■ TASK PROMPT: Find out how many lines of the material contain the string "text" and give only that figure.

BEGIN RECORDS SUPPLIED

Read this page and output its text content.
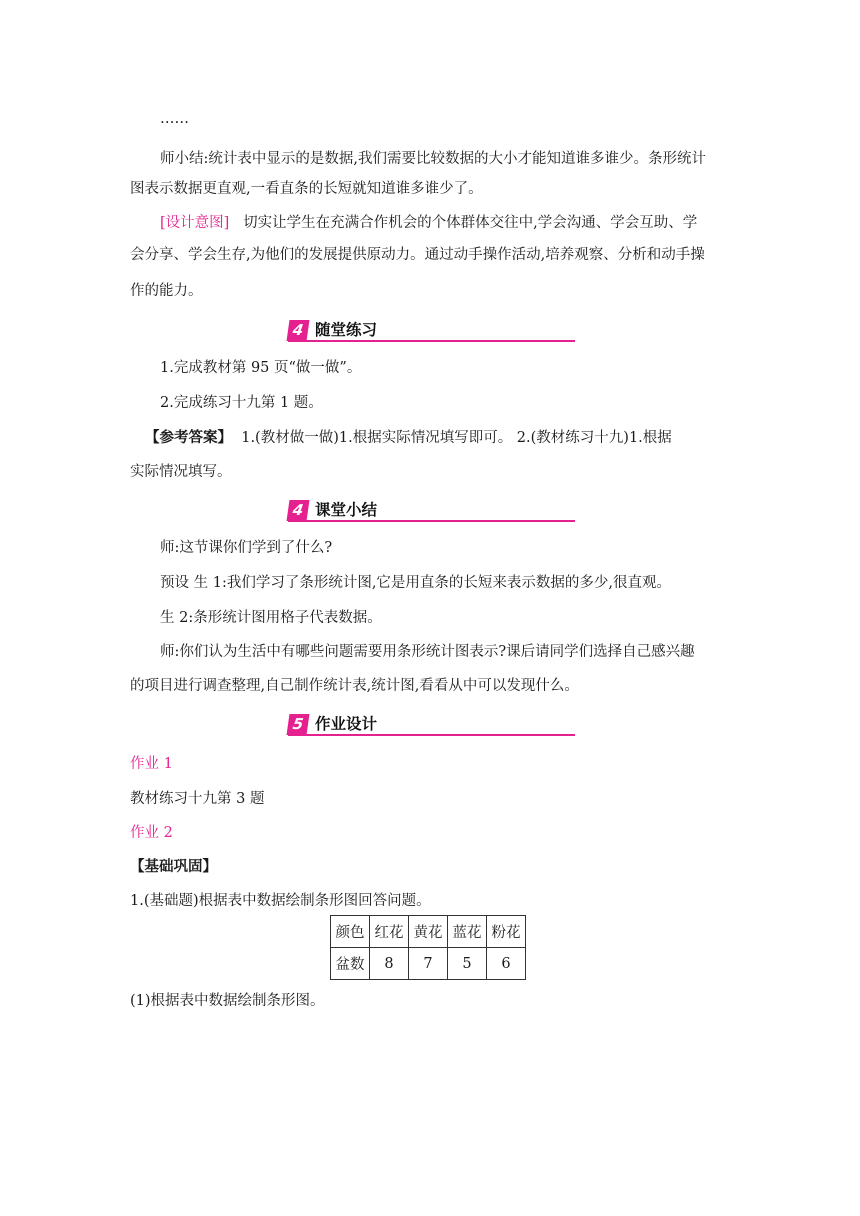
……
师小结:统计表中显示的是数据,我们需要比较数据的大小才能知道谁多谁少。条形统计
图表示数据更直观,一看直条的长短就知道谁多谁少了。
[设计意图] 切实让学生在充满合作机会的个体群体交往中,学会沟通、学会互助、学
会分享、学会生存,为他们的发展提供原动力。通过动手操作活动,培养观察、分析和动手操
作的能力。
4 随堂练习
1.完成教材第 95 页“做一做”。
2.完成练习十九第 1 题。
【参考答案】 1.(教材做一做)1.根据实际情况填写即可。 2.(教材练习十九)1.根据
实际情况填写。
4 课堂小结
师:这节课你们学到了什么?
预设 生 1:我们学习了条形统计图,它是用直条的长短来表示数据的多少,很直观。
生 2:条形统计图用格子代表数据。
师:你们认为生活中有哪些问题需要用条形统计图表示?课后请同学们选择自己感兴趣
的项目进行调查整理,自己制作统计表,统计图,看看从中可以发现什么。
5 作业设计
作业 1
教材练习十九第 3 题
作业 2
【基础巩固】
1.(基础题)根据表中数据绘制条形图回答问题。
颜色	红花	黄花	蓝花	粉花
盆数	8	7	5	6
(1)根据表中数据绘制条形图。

END RECORDS SUPPLIED
BEGIN RECORDS SUPPLIED

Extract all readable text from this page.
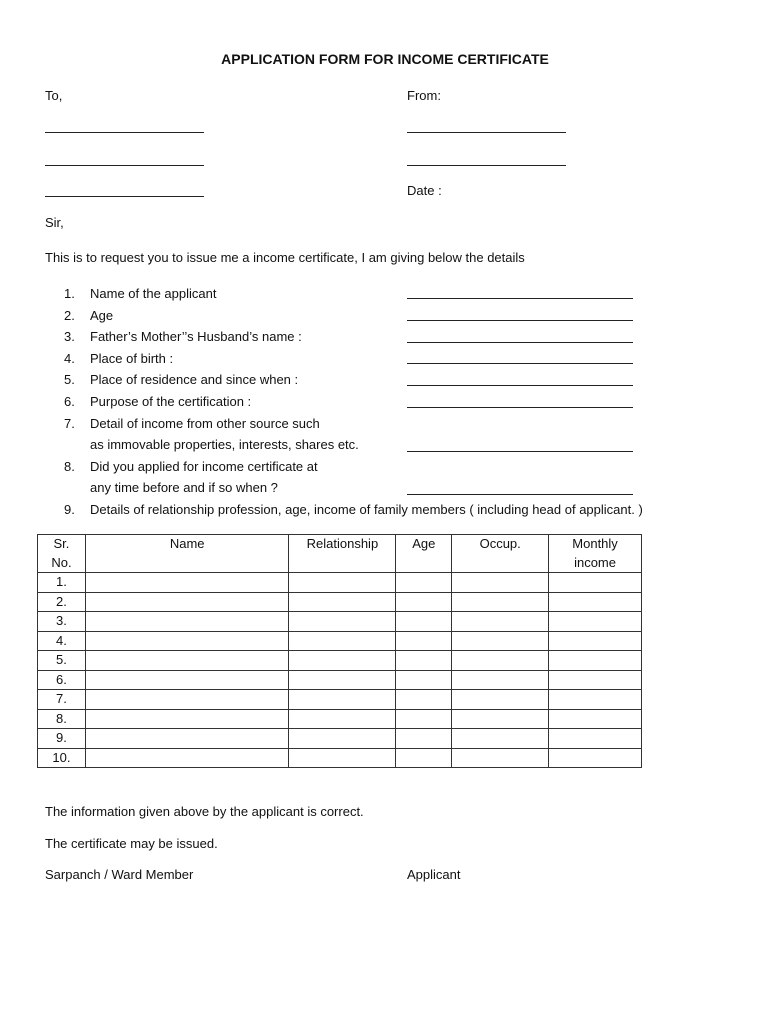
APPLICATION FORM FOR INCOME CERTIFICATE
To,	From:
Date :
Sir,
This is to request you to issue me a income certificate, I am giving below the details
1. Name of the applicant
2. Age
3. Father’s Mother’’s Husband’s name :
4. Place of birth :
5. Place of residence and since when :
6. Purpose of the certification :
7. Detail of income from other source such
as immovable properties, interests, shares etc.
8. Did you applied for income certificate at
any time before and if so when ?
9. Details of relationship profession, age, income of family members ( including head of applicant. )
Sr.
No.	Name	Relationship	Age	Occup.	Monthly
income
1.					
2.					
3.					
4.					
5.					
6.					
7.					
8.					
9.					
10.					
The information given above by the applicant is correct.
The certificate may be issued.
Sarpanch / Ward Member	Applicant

END RECORDS SUPPLIED

■ RESPONSE TO THE TASK: 2